Start

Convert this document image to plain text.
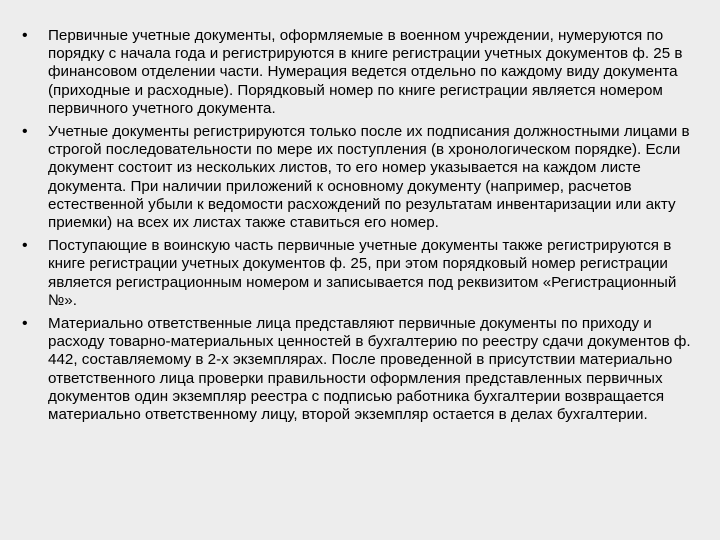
•	Первичные учетные документы, оформляемые в военном учреждении, нумеруются по порядку с начала года и регистрируются в книге регистрации учетных документов ф. 25 в финансовом отделении части. Нумерация ведется отдельно по каждому виду документа (приходные и расходные). Порядковый номер по книге регистрации является номером первичного учетного документа.
•	Учетные документы регистрируются только после их подписания должностными лицами в строгой последовательности по мере их поступления (в хронологическом порядке). Если документ состоит из нескольких листов, то его номер указывается на каждом листе документа. При наличии приложений к основному документу (например, расчетов естественной убыли к ведомости расхождений по результатам инвентаризации или акту приемки) на всех их листах также ставиться его номер.
•	Поступающие в воинскую часть первичные учетные документы также регистрируются в книге регистрации учетных документов ф. 25, при этом порядковый номер регистрации является регистрационным номером и записывается под реквизитом «Регистрационный №».
•	Материально ответственные лица представляют первичные документы по приходу и расходу товарно-материальных ценностей в бухгалтерию по реестру сдачи документов ф. 442, составляемому в 2-х экземплярах. После проведенной в присутствии материально ответственного лица проверки правильности оформления представленных первичных документов один экземпляр реестра с подписью работника бухгалтерии возвращается материально ответственному лицу, второй экземпляр остается в делах бухгалтерии.
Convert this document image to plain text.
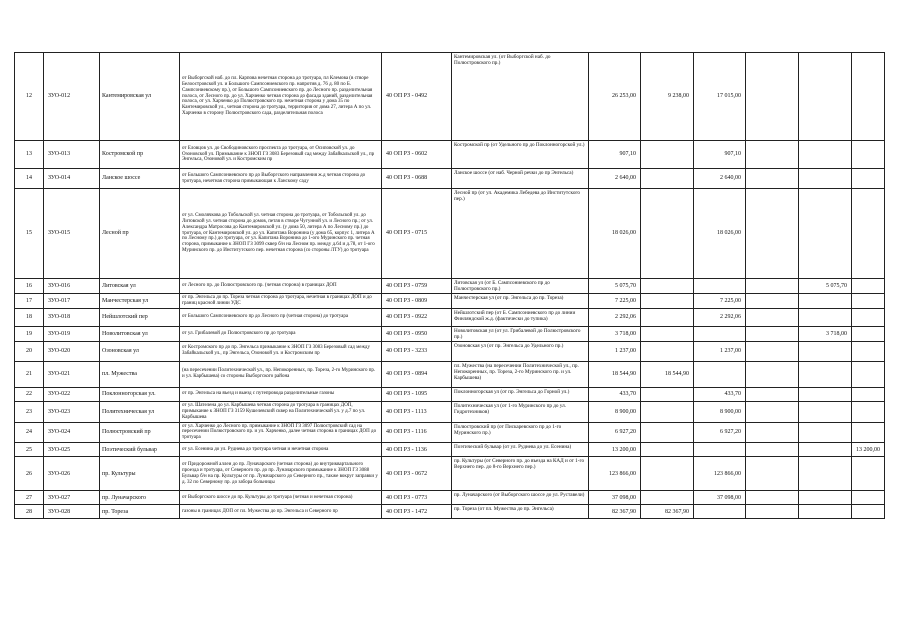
12	ЗУО-012	Кантемировская ул	от Выборгской наб. до пл. Карпова нечетная сторона до тротуара, пл Клемова (в створе Белоостровской ул. и Большого Сампсониевского пр. напротив д. 76 д. 80 по Б. Сампсониевскому пр.), от Большого Сампсониевского пр. до Лесного пр. разделительная полоса, от Лесного пр. до ул. Харченко четная сторона до фасада зданий, разделительная полоса, от ул. Харченко до Полюстровского пр. нечетная сторона у дома 35 по Кантемировской ул., четная сторона до тротуара, территория от дома 27, литера А по ул. Харченко в сторону Полюстровского сада, разделительная полоса	40 ОП РЗ - 0492	Кантемировская ул. (от Выборгской наб. до Полюстровского пр.)	26 253,00	9 238,00	17 015,00			
13	ЗУО-013	Костромской пр	от Еловцов ул. до Свободиновского проспекта до тротуара, от Осиповской ул. до Озоновской ул. Примыкание к ЗНОП ГЗ 3083 Березовый сад между Забайкальской ул., пр Энгельса, Озоновой ул. и Костромским пр	40 ОП РЗ - 0602	Костромской пр (от Удельного пр до Поклонногорской ул.)	907,10		907,10			
14	ЗУО-014	Ланское шоссе	от Большого Сампсониевского пр до Выборгского направления ж.д четная сторона до тротуара, нечетная сторона примыкающая к Ланскому саду	40 ОП РЗ - 0688	Ланское шоссе (от наб. Черной речки до пр Энгельса)	2 640,00		2 640,00			
15	ЗУО-015	Лесной пр	от ул. Смолячкова до Тобольской ул. четная сторона до тротуара, от Тобольской ул. до Литовской ул. четная сторона до домов, петля в створе Чугунной ул. и Лесного пр.; от ул. Александра Матросова до Кантемировской ул. (у дома 50, литера А по Лесному пр.) до тротуара, от Кантемировской ул. до ул. Капитана Воронина (у дома 65, корпус 1, литера А по Лесному пр.) до тротуара, от ул. Капитана Воронина до 1-ого Муринского пр. четная сторона, примыкание к ЗНОП ГЗ 3099 сквер б/н на Лесном пр. между д.64 и д.78, от 1-ого Муринского пр. до Институтского пер. нечетная сторона (со стороны ЛТУ) до тротуара	40 ОП РЗ - 0715	Лесной пр (от ул. Академика Лебедева до Институтского пер.)	18 026,00		18 026,00			
16	ЗУО-016	Литовская ул	от Лесного пр. до Полюстровского пр. (четная сторона) в границах ДОП	40 ОП РЗ - 0759	Литовская ул (от Б. Сампсониевского пр до Полюстровского пр.)	5 075,70				5 075,70	
17	ЗУО-017	Манчестерская ул	от пр. Энгельса до пр. Тореза четная сторона до тротуара, нечетная в границах ДОП и до границ красной линии УДС	40 ОП РЗ - 0809	Манчестерская ул (от пр. Энгельса до пр. Тореза)	7 225,00		7 225,00			
18	ЗУО-018	Нейшлотский пер	от Большого Сампсониевского пр до Лесного пр (четная сторона) до тротуара	40 ОП РЗ - 0922	Нейшлотский пер (от Б. Сампсониевского пр до линии Финляндской ж.д. (фактически до тупика)	2 292,06		2 292,06			
19	ЗУО-019	Новолитовская ул	от ул. Грибалевой до Полюстровского пр до тротуара	40 ОП РЗ - 0950	Новолитовская ул (от ул. Грибалевой до Полюстровского пр.)	3 718,00				3 718,00	
20	ЗУО-020	Озоновская ул	от Костромского пр до пр. Энгельса примыкание к ЗНОП ГЗ 3083 Березовый сад между Забайкальской ул., пр Энгельса, Озоновой ул. и Костромским пр	40 ОП РЗ - 3233	Озоновская ул (от пр. Энгельса до Удельного пр.)	1 237,00		1 237,00			
21	ЗУО-021	пл. Мужества	(на пересечении Политехнической ул., пр. Непокоренных, пр. Тореза, 2-го Муринского пр. и ул. Карбышева) со стороны Выборгского района	40 ОП РЗ - 0894	пл. Мужества (на пересечении Политехнической ул., пр. Непокоренных, пр. Тореза, 2-го Муринского пр. и ул. Карбышева)	18 544,90	18 544,90				
22	ЗУО-022	Поклонногорская ул.	от пр. Энгельса на въезд и выезд с путепровода разделительные газоны	40 ОП РЗ - 1095	Поклонногорская ул (от пр. Энгельса до Горной ул.)	433,70		433,70			
23	ЗУО-023	Политехническая ул	от ул. Шателена до ул. Карбышева четная сторона до тротуара в границах ДОП, примыкание к ЗНОП ГЗ 3159 Кушелевский сквер на Политехнической ул. у д.7 по ул. Карбышева	40 ОП РЗ - 1113	Политехническая ул (от 1-го Муринского пр до ул. Гидротехников)	8 900,00		8 900,00			
24	ЗУО-024	Полюстровский пр	от ул. Харченко до Лесного пр. примыкание к ЗНОП ГЗ 3097 Полюстровский сад на пересечении Полюстровского пр. и ул. Харченко, далее четная сторона в границах ДОП до тротуара	40 ОП РЗ - 1116	Полюстровский пр (от Пискаревского пр до 1-го Муринского пр.)	6 927,20		6 927,20			
25	ЗУО-025	Поэтический бульвар	от ул. Есенина до ул. Руднева до тротуара четная и нечетная сторона	40 ОП РЗ - 1136	Поэтический бульвар (от ул. Руднева до ул. Есенина)	13 200,00					13 200,00
26	ЗУО-026	пр. Культуры	от Придорожной аллеи до пр. Луначарского (четная сторона) до внутриквартального проезда и тротуара, от Северного пр. до пр. Луначарского примыкание к ЗНОП ГЗ 3088 Бульвар б/н на пр. Культуры от пр. Луначарского до Северного пр., также вокруг заправки у д. 32 по Северному пр. до забора больницы	40 ОП РЗ - 0672	пр. Культуры (от Северного пр. до въезда на КАД и от 1-го Верхнего пер. до 8-го Верхнего пер.)	123 866,00		123 866,00			
27	ЗУО-027	пр. Луначарского	от Выборгского шоссе до пр. Культуры до тротуара (четная и нечетная сторона)	40 ОП РЗ - 0773	пр. Луначарского (от Выборгского шоссе до ул. Руставели)	37 098,00		37 098,00			
28	ЗУО-028	пр. Тореза	газоны в границах ДОП от пл. Мужества до пр. Энгельса и Северного пр	40 ОП РЗ - 1472	пр. Тореза (от пл. Мужества до пр. Энгельса)	82 367,90	82 367,90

End

Every record above must be given again exactly; drop the pictures.

**Right answer**
Convert this document image to plain text.
•	Первичные учетные документы, оформляемые в военном учреждении, нумеруются по порядку с начала года и регистрируются в книге регистрации учетных документов ф. 25 в финансовом отделении части. Нумерация ведется отдельно по каждому виду документа (приходные и расходные). Порядковый номер по книге регистрации является номером первичного учетного документа.
•	Учетные документы регистрируются только после их подписания должностными лицами в строгой последовательности по мере их поступления (в хронологическом порядке). Если документ состоит из нескольких листов, то его номер указывается на каждом листе документа. При наличии приложений к основному документу (например, расчетов естественной убыли к ведомости расхождений по результатам инвентаризации или акту приемки) на всех их листах также ставиться его номер.
•	Поступающие в воинскую часть первичные учетные документы также регистрируются в книге регистрации учетных документов ф. 25, при этом порядковый номер регистрации является регистрационным номером и записывается под реквизитом «Регистрационный №».
•	Материально ответственные лица представляют первичные документы по приходу и расходу товарно-материальных ценностей в бухгалтерию по реестру сдачи документов ф. 442, составляемому в 2-х экземплярах. После проведенной в присутствии материально ответственного лица проверки правильности оформления представленных первичных документов один экземпляр реестра с подписью работника бухгалтерии возвращается материально ответственному лицу, второй экземпляр остается в делах бухгалтерии.
Convert this document image to plain text.
12	ЗУО-012	Кантемировская ул	от Выборгской наб. до пл. Карпова нечетная сторона до тротуара, пл Клемова (в створе Белоостровской ул. и Большого Сампсониевского пр. напротив д. 76 д. 80 по Б. Сампсониевскому пр.), от Большого Сампсониевского пр. до Лесного пр. разделительная полоса, от Лесного пр. до ул. Харченко четная сторона до фасада зданий, разделительная полоса, от ул. Харченко до Полюстровского пр. нечетная сторона у дома 35 по Кантемировской ул., четная сторона до тротуара, территория от дома 27, литера А по ул. Харченко в сторону Полюстровского сада, разделительная полоса	40 ОП РЗ - 0492	Кантемировская ул. (от Выборгской наб. до Полюстровского пр.)	26 253,00	9 238,00	17 015,00			
13	ЗУО-013	Костромской пр	от Еловцов ул. до Свободиновского проспекта до тротуара, от Осиповской ул. до Озоновской ул. Примыкание к ЗНОП ГЗ 3083 Березовый сад между Забайкальской ул., пр Энгельса, Озоновой ул. и Костромским пр	40 ОП РЗ - 0602	Костромской пр (от Удельного пр до Поклонногорской ул.)	907,10		907,10			
14	ЗУО-014	Ланское шоссе	от Большого Сампсониевского пр до Выборгского направления ж.д четная сторона до тротуара, нечетная сторона примыкающая к Ланскому саду	40 ОП РЗ - 0688	Ланское шоссе (от наб. Черной речки до пр Энгельса)	2 640,00		2 640,00			
15	ЗУО-015	Лесной пр	от ул. Смолячкова до Тобольской ул. четная сторона до тротуара, от Тобольской ул. до Литовской ул. четная сторона до домов, петля в створе Чугунной ул. и Лесного пр.; от ул. Александра Матросова до Кантемировской ул. (у дома 50, литера А по Лесному пр.) до тротуара, от Кантемировской ул. до ул. Капитана Воронина (у дома 65, корпус 1, литера А по Лесному пр.) до тротуара, от ул. Капитана Воронина до 1-ого Муринского пр. четная сторона, примыкание к ЗНОП ГЗ 3099 сквер б/н на Лесном пр. между д.64 и д.78, от 1-ого Муринского пр. до Институтского пер. нечетная сторона (со стороны ЛТУ) до тротуара	40 ОП РЗ - 0715	Лесной пр (от ул. Академика Лебедева до Институтского пер.)	18 026,00		18 026,00			
16	ЗУО-016	Литовская ул	от Лесного пр. до Полюстровского пр. (четная сторона) в границах ДОП	40 ОП РЗ - 0759	Литовская ул (от Б. Сампсониевского пр до Полюстровского пр.)	5 075,70				5 075,70	
17	ЗУО-017	Манчестерская ул	от пр. Энгельса до пр. Тореза четная сторона до тротуара, нечетная в границах ДОП и до границ красной линии УДС	40 ОП РЗ - 0809	Манчестерская ул (от пр. Энгельса до пр. Тореза)	7 225,00		7 225,00			
18	ЗУО-018	Нейшлотский пер	от Большого Сампсониевского пр до Лесного пр (четная сторона) до тротуара	40 ОП РЗ - 0922	Нейшлотский пер (от Б. Сампсониевского пр до линии Финляндской ж.д. (фактически до тупика)	2 292,06		2 292,06			
19	ЗУО-019	Новолитовская ул	от ул. Грибалевой до Полюстровского пр до тротуара	40 ОП РЗ - 0950	Новолитовская ул (от ул. Грибалевой до Полюстровского пр.)	3 718,00				3 718,00	
20	ЗУО-020	Озоновская ул	от Костромского пр до пр. Энгельса примыкание к ЗНОП ГЗ 3083 Березовый сад между Забайкальской ул., пр Энгельса, Озоновой ул. и Костромским пр	40 ОП РЗ - 3233	Озоновская ул (от пр. Энгельса до Удельного пр.)	1 237,00		1 237,00			
21	ЗУО-021	пл. Мужества	(на пересечении Политехнической ул., пр. Непокоренных, пр. Тореза, 2-го Муринского пр. и ул. Карбышева) со стороны Выборгского района	40 ОП РЗ - 0894	пл. Мужества (на пересечении Политехнической ул., пр. Непокоренных, пр. Тореза, 2-го Муринского пр. и ул. Карбышева)	18 544,90	18 544,90				
22	ЗУО-022	Поклонногорская ул.	от пр. Энгельса на въезд и выезд с путепровода разделительные газоны	40 ОП РЗ - 1095	Поклонногорская ул (от пр. Энгельса до Горной ул.)	433,70		433,70			
23	ЗУО-023	Политехническая ул	от ул. Шателена до ул. Карбышева четная сторона до тротуара в границах ДОП, примыкание к ЗНОП ГЗ 3159 Кушелевский сквер на Политехнической ул. у д.7 по ул. Карбышева	40 ОП РЗ - 1113	Политехническая ул (от 1-го Муринского пр до ул. Гидротехников)	8 900,00		8 900,00			
24	ЗУО-024	Полюстровский пр	от ул. Харченко до Лесного пр. примыкание к ЗНОП ГЗ 3097 Полюстровский сад на пересечении Полюстровского пр. и ул. Харченко, далее четная сторона в границах ДОП до тротуара	40 ОП РЗ - 1116	Полюстровский пр (от Пискаревского пр до 1-го Муринского пр.)	6 927,20		6 927,20			
25	ЗУО-025	Поэтический бульвар	от ул. Есенина до ул. Руднева до тротуара четная и нечетная сторона	40 ОП РЗ - 1136	Поэтический бульвар (от ул. Руднева до ул. Есенина)	13 200,00					13 200,00
26	ЗУО-026	пр. Культуры	от Придорожной аллеи до пр. Луначарского (четная сторона) до внутриквартального проезда и тротуара, от Северного пр. до пр. Луначарского примыкание к ЗНОП ГЗ 3088 Бульвар б/н на пр. Культуры от пр. Луначарского до Северного пр., также вокруг заправки у д. 32 по Северному пр. до забора больницы	40 ОП РЗ - 0672	пр. Культуры (от Северного пр. до въезда на КАД и от 1-го Верхнего пер. до 8-го Верхнего пер.)	123 866,00		123 866,00			
27	ЗУО-027	пр. Луначарского	от Выборгского шоссе до пр. Культуры до тротуара (четная и нечетная сторона)	40 ОП РЗ - 0773	пр. Луначарского (от Выборгского шоссе до ул. Руставели)	37 098,00		37 098,00			
28	ЗУО-028	пр. Тореза	газоны в границах ДОП от пл. Мужества до пр. Энгельса и Северного пр	40 ОП РЗ - 1472	пр. Тореза (от пл. Мужества до пр. Энгельса)	82 367,90	82 367,90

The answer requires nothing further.